• What is being asked
Every record must be repeated exactly; omit any pictures they contain.

--- Start of Material provided ---

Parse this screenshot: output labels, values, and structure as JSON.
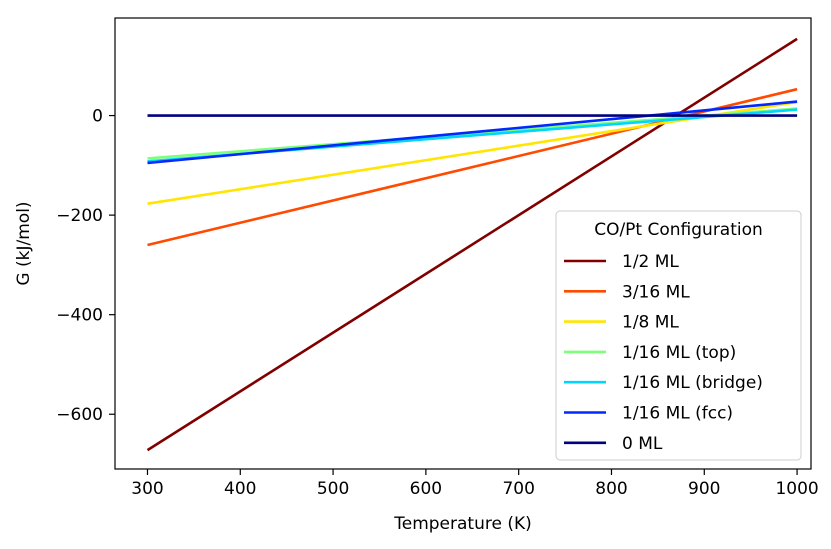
{
  "chart_data": {
    "type": "line",
    "title": "",
    "xlabel": "Temperature (K)",
    "ylabel": "G (kJ/mol)",
    "xlim": [
      265,
      1015
    ],
    "ylim": [
      -710,
      196
    ],
    "xticks": [
      300,
      400,
      500,
      600,
      700,
      800,
      900,
      1000
    ],
    "yticks": [
      -600,
      -400,
      -200,
      0
    ],
    "ytick_labels": [
      "−600",
      "−400",
      "−200",
      "0"
    ],
    "grid": false,
    "legend": {
      "title": "CO/Pt Configuration",
      "position": "lower-right"
    },
    "series": [
      {
        "name": "1/2 ML",
        "color": "#800000",
        "x": [
          300,
          1000
        ],
        "y": [
          -672,
          154
        ]
      },
      {
        "name": "3/16 ML",
        "color": "#ff4a00",
        "x": [
          300,
          1000
        ],
        "y": [
          -260,
          53
        ]
      },
      {
        "name": "1/8 ML",
        "color": "#ffe500",
        "x": [
          300,
          1000
        ],
        "y": [
          -177,
          27
        ]
      },
      {
        "name": "1/16 ML (top)",
        "color": "#7dff7a",
        "x": [
          300,
          1000
        ],
        "y": [
          -86,
          14
        ]
      },
      {
        "name": "1/16 ML (bridge)",
        "color": "#00d4ff",
        "x": [
          300,
          1000
        ],
        "y": [
          -92,
          12
        ]
      },
      {
        "name": "1/16 ML (fcc)",
        "color": "#0028ff",
        "x": [
          300,
          1000
        ],
        "y": [
          -95,
          28
        ]
      },
      {
        "name": "0 ML",
        "color": "#000080",
        "x": [
          300,
          1000
        ],
        "y": [
          0,
          0
        ]
      }
    ]
  }
}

--- End of Material provided ---

• Reply
Parse this screenshot: output labels, values, and structure as JSON.
{
  "chart_data": {
    "type": "line",
    "title": "",
    "xlabel": "Temperature (K)",
    "ylabel": "G (kJ/mol)",
    "xlim": [
      265,
      1015
    ],
    "ylim": [
      -710,
      196
    ],
    "xticks": [
      300,
      400,
      500,
      600,
      700,
      800,
      900,
      1000
    ],
    "yticks": [
      -600,
      -400,
      -200,
      0
    ],
    "ytick_labels": [
      "−600",
      "−400",
      "−200",
      "0"
    ],
    "grid": false,
    "legend": {
      "title": "CO/Pt Configuration",
      "position": "lower-right"
    },
    "series": [
      {
        "name": "1/2 ML",
        "color": "#800000",
        "x": [
          300,
          1000
        ],
        "y": [
          -672,
          154
        ]
      },
      {
        "name": "3/16 ML",
        "color": "#ff4a00",
        "x": [
          300,
          1000
        ],
        "y": [
          -260,
          53
        ]
      },
      {
        "name": "1/8 ML",
        "color": "#ffe500",
        "x": [
          300,
          1000
        ],
        "y": [
          -177,
          27
        ]
      },
      {
        "name": "1/16 ML (top)",
        "color": "#7dff7a",
        "x": [
          300,
          1000
        ],
        "y": [
          -86,
          14
        ]
      },
      {
        "name": "1/16 ML (bridge)",
        "color": "#00d4ff",
        "x": [
          300,
          1000
        ],
        "y": [
          -92,
          12
        ]
      },
      {
        "name": "1/16 ML (fcc)",
        "color": "#0028ff",
        "x": [
          300,
          1000
        ],
        "y": [
          -95,
          28
        ]
      },
      {
        "name": "0 ML",
        "color": "#000080",
        "x": [
          300,
          1000
        ],
        "y": [
          0,
          0
        ]
      }
    ]
  }
}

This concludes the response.